» The task:
Pictures stay out of your copy, but everything else in the records below must be repeated exactly.

» Input for this task:

•••••

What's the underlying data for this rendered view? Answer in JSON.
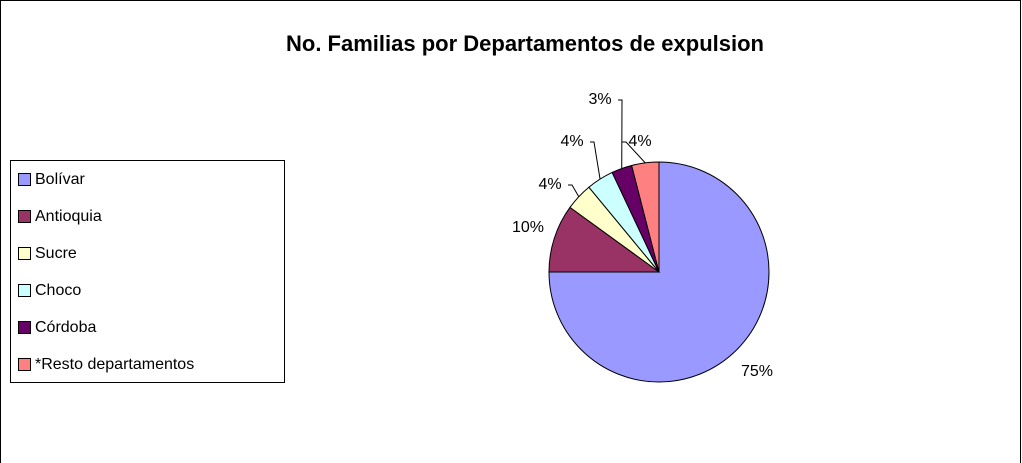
{
  "chart_data": {
    "type": "pie",
    "title": "No. Familias por Departamentos de expulsion",
    "categories": [
      "Bolívar",
      "Antioquia",
      "Sucre",
      "Choco",
      "Córdoba",
      "*Resto departamentos"
    ],
    "values": [
      75,
      10,
      4,
      4,
      3,
      4
    ],
    "value_labels": [
      "75%",
      "10%",
      "4%",
      "4%",
      "3%",
      "4%"
    ],
    "colors": [
      "#9999ff",
      "#993366",
      "#ffffcc",
      "#ccffff",
      "#660066",
      "#ff8080"
    ],
    "legend": "left"
  }
}
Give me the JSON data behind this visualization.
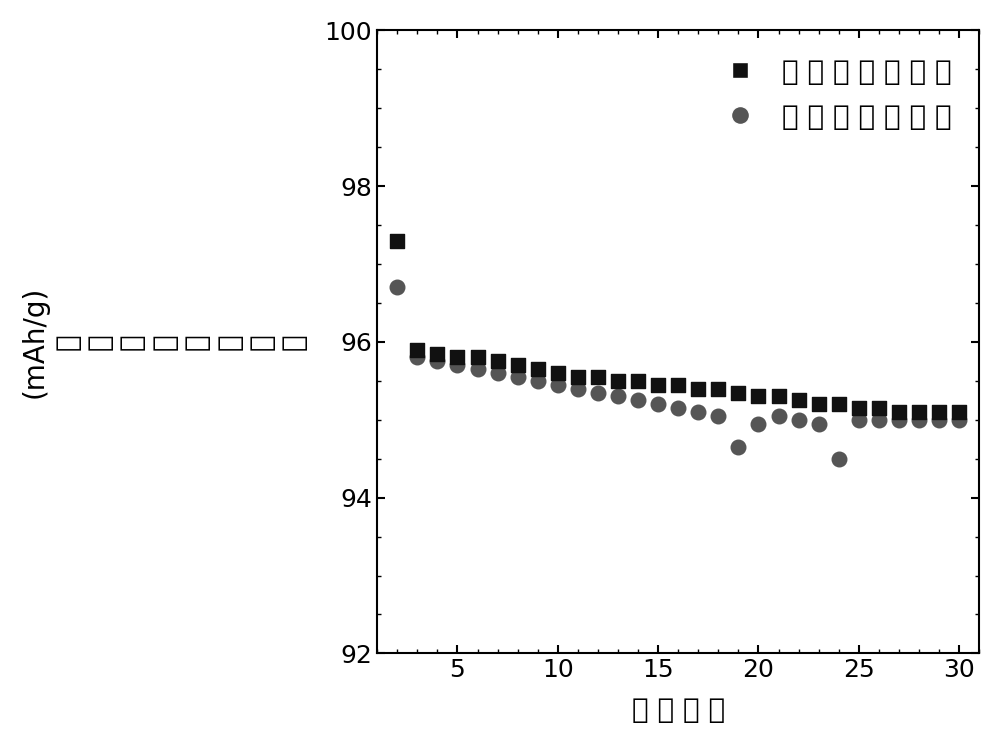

•••••

» Final result:
What's the underlying data for this rendered view? Answer in JSON.
{
  "chart_data": {
    "type": "pie",
    "title": "No. Familias por Departamentos de expulsion",
    "categories": [
      "Bolívar",
      "Antioquia",
      "Sucre",
      "Choco",
      "Córdoba",
      "*Resto departamentos"
    ],
    "values": [
      75,
      10,
      4,
      4,
      3,
      4
    ],
    "value_labels": [
      "75%",
      "10%",
      "4%",
      "4%",
      "3%",
      "4%"
    ],
    "colors": [
      "#9999ff",
      "#993366",
      "#ffffcc",
      "#ccffff",
      "#660066",
      "#ff8080"
    ],
    "legend": "left"
  }
}
Give me the JSON data behind this visualization.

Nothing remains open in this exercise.